━━ Data provided

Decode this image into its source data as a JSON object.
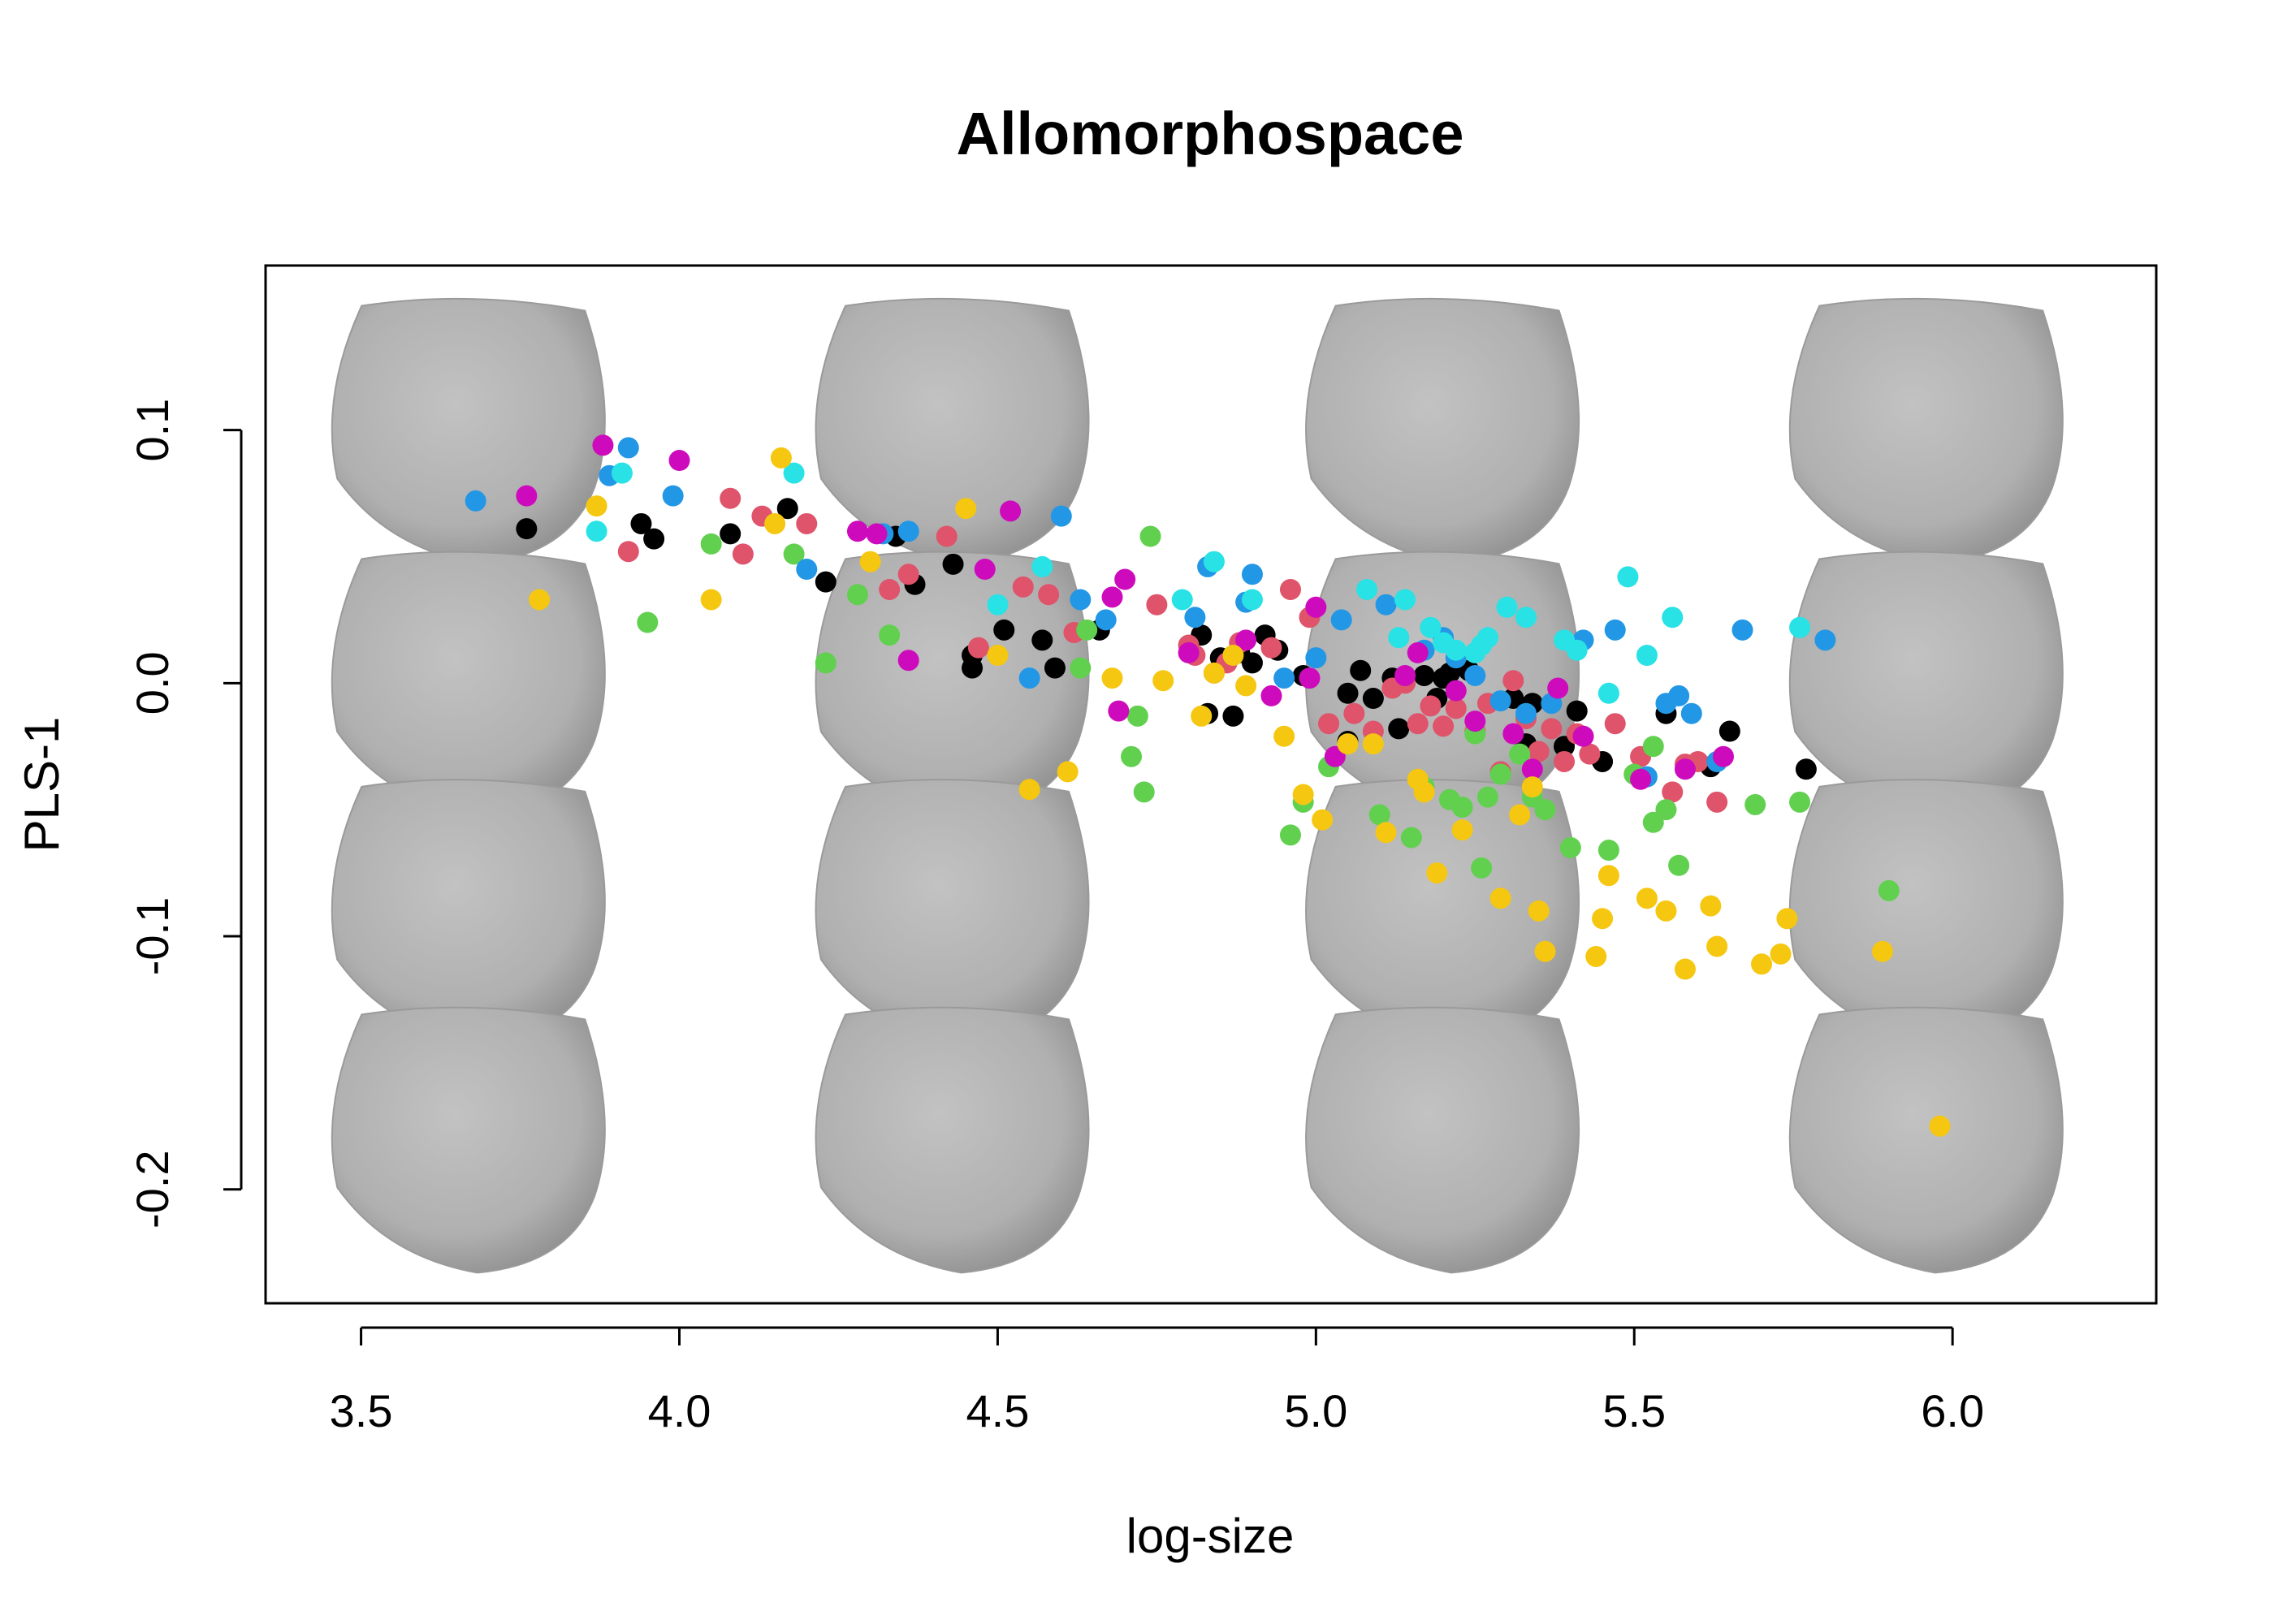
{
  "chart_data": {
    "type": "scatter",
    "title": "Allomorphospace",
    "xlabel": "log-size",
    "ylabel": "PLS-1",
    "xlim": [
      3.35,
      6.32
    ],
    "ylim": [
      -0.245,
      0.165
    ],
    "x_ticks": [
      "3.5",
      "4.0",
      "4.5",
      "5.0",
      "5.5",
      "6.0"
    ],
    "y_ticks": [
      "-0.2",
      "-0.1",
      "0.0",
      "0.1"
    ],
    "grid": false,
    "background_shapes": {
      "description_columns_x": [
        3.67,
        4.43,
        5.2,
        5.96
      ],
      "rows_y": [
        0.1,
        0.0,
        -0.09,
        -0.18
      ],
      "color": "#b4b4b4"
    },
    "series": [
      {
        "color": "#000000",
        "points": [
          [
            3.76,
            0.061
          ],
          [
            3.94,
            0.063
          ],
          [
            3.96,
            0.057
          ],
          [
            4.08,
            0.059
          ],
          [
            4.17,
            0.069
          ],
          [
            4.23,
            0.04
          ],
          [
            4.34,
            0.058
          ],
          [
            4.37,
            0.039
          ],
          [
            4.43,
            0.047
          ],
          [
            4.46,
            0.011
          ],
          [
            4.46,
            0.006
          ],
          [
            4.51,
            0.021
          ],
          [
            4.57,
            0.017
          ],
          [
            4.59,
            0.006
          ],
          [
            4.66,
            0.021
          ],
          [
            4.82,
            0.019
          ],
          [
            4.83,
            -0.012
          ],
          [
            4.85,
            0.01
          ],
          [
            4.87,
            -0.013
          ],
          [
            4.9,
            0.008
          ],
          [
            4.92,
            0.019
          ],
          [
            4.94,
            0.013
          ],
          [
            4.98,
            0.003
          ],
          [
            5.05,
            -0.004
          ],
          [
            5.07,
            0.005
          ],
          [
            5.09,
            -0.006
          ],
          [
            5.13,
            -0.018
          ],
          [
            5.17,
            0.003
          ],
          [
            5.19,
            -0.006
          ],
          [
            5.2,
            0.002
          ],
          [
            5.21,
            0.004
          ],
          [
            5.24,
            0.005
          ],
          [
            5.31,
            -0.006
          ],
          [
            5.33,
            -0.024
          ],
          [
            5.34,
            -0.008
          ],
          [
            5.39,
            -0.025
          ],
          [
            5.41,
            -0.011
          ],
          [
            5.45,
            -0.031
          ],
          [
            5.55,
            -0.012
          ],
          [
            5.62,
            -0.033
          ],
          [
            5.65,
            -0.019
          ],
          [
            5.77,
            -0.034
          ],
          [
            5.05,
            -0.023
          ],
          [
            5.12,
            0.002
          ],
          [
            4.88,
            0.012
          ]
        ]
      },
      {
        "color": "#df536b",
        "points": [
          [
            3.92,
            0.052
          ],
          [
            4.08,
            0.073
          ],
          [
            4.1,
            0.051
          ],
          [
            4.13,
            0.066
          ],
          [
            4.2,
            0.063
          ],
          [
            4.33,
            0.037
          ],
          [
            4.36,
            0.043
          ],
          [
            4.42,
            0.058
          ],
          [
            4.47,
            0.014
          ],
          [
            4.54,
            0.038
          ],
          [
            4.58,
            0.035
          ],
          [
            4.62,
            0.02
          ],
          [
            4.75,
            0.031
          ],
          [
            4.8,
            0.015
          ],
          [
            4.81,
            0.011
          ],
          [
            4.84,
            0.004
          ],
          [
            4.86,
            0.008
          ],
          [
            4.88,
            0.016
          ],
          [
            4.93,
            0.014
          ],
          [
            4.96,
            0.037
          ],
          [
            4.99,
            0.026
          ],
          [
            5.02,
            -0.016
          ],
          [
            5.06,
            -0.012
          ],
          [
            5.09,
            -0.019
          ],
          [
            5.12,
            -0.002
          ],
          [
            5.14,
            0.0
          ],
          [
            5.18,
            -0.009
          ],
          [
            5.2,
            -0.017
          ],
          [
            5.22,
            -0.01
          ],
          [
            5.25,
            -0.019
          ],
          [
            5.27,
            -0.008
          ],
          [
            5.31,
            0.001
          ],
          [
            5.33,
            -0.014
          ],
          [
            5.35,
            -0.027
          ],
          [
            5.37,
            -0.018
          ],
          [
            5.39,
            -0.031
          ],
          [
            5.41,
            -0.02
          ],
          [
            5.43,
            -0.028
          ],
          [
            5.47,
            -0.016
          ],
          [
            5.51,
            -0.029
          ],
          [
            5.56,
            -0.043
          ],
          [
            5.58,
            -0.032
          ],
          [
            5.6,
            -0.031
          ],
          [
            5.63,
            -0.047
          ],
          [
            5.29,
            -0.035
          ],
          [
            5.16,
            -0.016
          ]
        ]
      },
      {
        "color": "#61d04f",
        "points": [
          [
            3.95,
            0.024
          ],
          [
            4.05,
            0.055
          ],
          [
            4.18,
            0.051
          ],
          [
            4.23,
            0.008
          ],
          [
            4.28,
            0.035
          ],
          [
            4.33,
            0.019
          ],
          [
            4.63,
            0.006
          ],
          [
            4.64,
            0.021
          ],
          [
            4.71,
            -0.029
          ],
          [
            4.72,
            -0.013
          ],
          [
            4.73,
            -0.043
          ],
          [
            4.74,
            0.058
          ],
          [
            4.96,
            -0.06
          ],
          [
            4.98,
            -0.047
          ],
          [
            5.02,
            -0.033
          ],
          [
            5.1,
            -0.052
          ],
          [
            5.15,
            -0.061
          ],
          [
            5.17,
            -0.041
          ],
          [
            5.21,
            -0.046
          ],
          [
            5.23,
            -0.049
          ],
          [
            5.26,
            -0.073
          ],
          [
            5.27,
            -0.045
          ],
          [
            5.29,
            -0.036
          ],
          [
            5.32,
            -0.028
          ],
          [
            5.34,
            -0.045
          ],
          [
            5.36,
            -0.05
          ],
          [
            5.4,
            -0.065
          ],
          [
            5.46,
            -0.066
          ],
          [
            5.5,
            -0.036
          ],
          [
            5.53,
            -0.055
          ],
          [
            5.55,
            -0.05
          ],
          [
            5.57,
            -0.072
          ],
          [
            5.53,
            -0.025
          ],
          [
            5.69,
            -0.048
          ],
          [
            5.76,
            -0.047
          ],
          [
            5.9,
            -0.082
          ],
          [
            5.25,
            -0.02
          ]
        ]
      },
      {
        "color": "#2297e6",
        "points": [
          [
            3.68,
            0.072
          ],
          [
            3.89,
            0.082
          ],
          [
            3.92,
            0.093
          ],
          [
            3.99,
            0.074
          ],
          [
            4.2,
            0.045
          ],
          [
            4.32,
            0.059
          ],
          [
            4.36,
            0.06
          ],
          [
            4.55,
            0.002
          ],
          [
            4.6,
            0.066
          ],
          [
            4.63,
            0.033
          ],
          [
            4.67,
            0.025
          ],
          [
            4.81,
            0.026
          ],
          [
            4.83,
            0.046
          ],
          [
            4.89,
            0.032
          ],
          [
            4.9,
            0.043
          ],
          [
            4.95,
            0.002
          ],
          [
            5.0,
            0.01
          ],
          [
            5.04,
            0.025
          ],
          [
            5.11,
            0.031
          ],
          [
            5.17,
            0.013
          ],
          [
            5.2,
            0.018
          ],
          [
            5.22,
            0.01
          ],
          [
            5.25,
            0.003
          ],
          [
            5.29,
            -0.007
          ],
          [
            5.33,
            -0.012
          ],
          [
            5.37,
            -0.008
          ],
          [
            5.42,
            0.017
          ],
          [
            5.47,
            0.021
          ],
          [
            5.52,
            -0.037
          ],
          [
            5.57,
            -0.005
          ],
          [
            5.59,
            -0.012
          ],
          [
            5.63,
            -0.031
          ],
          [
            5.67,
            0.021
          ],
          [
            5.8,
            0.017
          ],
          [
            5.55,
            -0.008
          ]
        ]
      },
      {
        "color": "#28e2e5",
        "points": [
          [
            3.87,
            0.06
          ],
          [
            3.91,
            0.083
          ],
          [
            4.18,
            0.083
          ],
          [
            4.5,
            0.031
          ],
          [
            4.57,
            0.046
          ],
          [
            4.79,
            0.033
          ],
          [
            4.84,
            0.048
          ],
          [
            4.9,
            0.033
          ],
          [
            5.08,
            0.037
          ],
          [
            5.14,
            0.033
          ],
          [
            5.18,
            0.022
          ],
          [
            5.2,
            0.016
          ],
          [
            5.22,
            0.013
          ],
          [
            5.25,
            0.012
          ],
          [
            5.27,
            0.018
          ],
          [
            5.3,
            0.03
          ],
          [
            5.33,
            0.026
          ],
          [
            5.39,
            0.017
          ],
          [
            5.41,
            0.013
          ],
          [
            5.46,
            -0.004
          ],
          [
            5.49,
            0.042
          ],
          [
            5.52,
            0.011
          ],
          [
            5.56,
            0.026
          ],
          [
            5.76,
            0.022
          ],
          [
            5.13,
            0.018
          ],
          [
            5.26,
            0.015
          ]
        ]
      },
      {
        "color": "#cd0bbc",
        "points": [
          [
            3.76,
            0.074
          ],
          [
            3.88,
            0.094
          ],
          [
            4.0,
            0.088
          ],
          [
            4.28,
            0.06
          ],
          [
            4.31,
            0.059
          ],
          [
            4.36,
            0.009
          ],
          [
            4.48,
            0.045
          ],
          [
            4.52,
            0.068
          ],
          [
            4.68,
            0.034
          ],
          [
            4.69,
            -0.011
          ],
          [
            4.7,
            0.041
          ],
          [
            4.8,
            0.012
          ],
          [
            4.89,
            0.017
          ],
          [
            4.93,
            -0.005
          ],
          [
            4.99,
            0.002
          ],
          [
            5.03,
            -0.029
          ],
          [
            5.14,
            0.003
          ],
          [
            5.16,
            0.012
          ],
          [
            5.22,
            -0.003
          ],
          [
            5.25,
            -0.015
          ],
          [
            5.31,
            -0.02
          ],
          [
            5.34,
            -0.034
          ],
          [
            5.38,
            -0.002
          ],
          [
            5.42,
            -0.021
          ],
          [
            5.51,
            -0.038
          ],
          [
            5.58,
            -0.034
          ],
          [
            5.64,
            -0.029
          ],
          [
            5.0,
            0.03
          ]
        ]
      },
      {
        "color": "#f5c710",
        "points": [
          [
            3.78,
            0.033
          ],
          [
            3.87,
            0.07
          ],
          [
            4.05,
            0.033
          ],
          [
            4.15,
            0.063
          ],
          [
            4.16,
            0.089
          ],
          [
            4.3,
            0.048
          ],
          [
            4.45,
            0.069
          ],
          [
            4.5,
            0.011
          ],
          [
            4.55,
            -0.042
          ],
          [
            4.61,
            -0.035
          ],
          [
            4.68,
            0.002
          ],
          [
            4.76,
            0.001
          ],
          [
            4.82,
            -0.013
          ],
          [
            4.84,
            0.004
          ],
          [
            4.87,
            0.011
          ],
          [
            4.89,
            -0.001
          ],
          [
            4.95,
            -0.021
          ],
          [
            4.98,
            -0.044
          ],
          [
            5.01,
            -0.054
          ],
          [
            5.05,
            -0.024
          ],
          [
            5.09,
            -0.024
          ],
          [
            5.11,
            -0.059
          ],
          [
            5.16,
            -0.038
          ],
          [
            5.19,
            -0.075
          ],
          [
            5.23,
            -0.058
          ],
          [
            5.29,
            -0.085
          ],
          [
            5.32,
            -0.052
          ],
          [
            5.34,
            -0.041
          ],
          [
            5.35,
            -0.09
          ],
          [
            5.36,
            -0.106
          ],
          [
            5.44,
            -0.108
          ],
          [
            5.46,
            -0.076
          ],
          [
            5.45,
            -0.093
          ],
          [
            5.52,
            -0.085
          ],
          [
            5.55,
            -0.09
          ],
          [
            5.58,
            -0.113
          ],
          [
            5.62,
            -0.088
          ],
          [
            5.63,
            -0.104
          ],
          [
            5.7,
            -0.111
          ],
          [
            5.73,
            -0.107
          ],
          [
            5.74,
            -0.093
          ],
          [
            5.89,
            -0.106
          ],
          [
            5.98,
            -0.175
          ],
          [
            5.17,
            -0.043
          ]
        ]
      }
    ]
  }
}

━━━━

Copy each line of the entries that includes the word "color".

## [Task solution]
      "color": "#b4b4b4"
        "color": "#000000",
        "color": "#df536b",
        "color": "#61d04f",
        "color": "#2297e6",
        "color": "#28e2e5",
        "color": "#cd0bbc",
        "color": "#f5c710",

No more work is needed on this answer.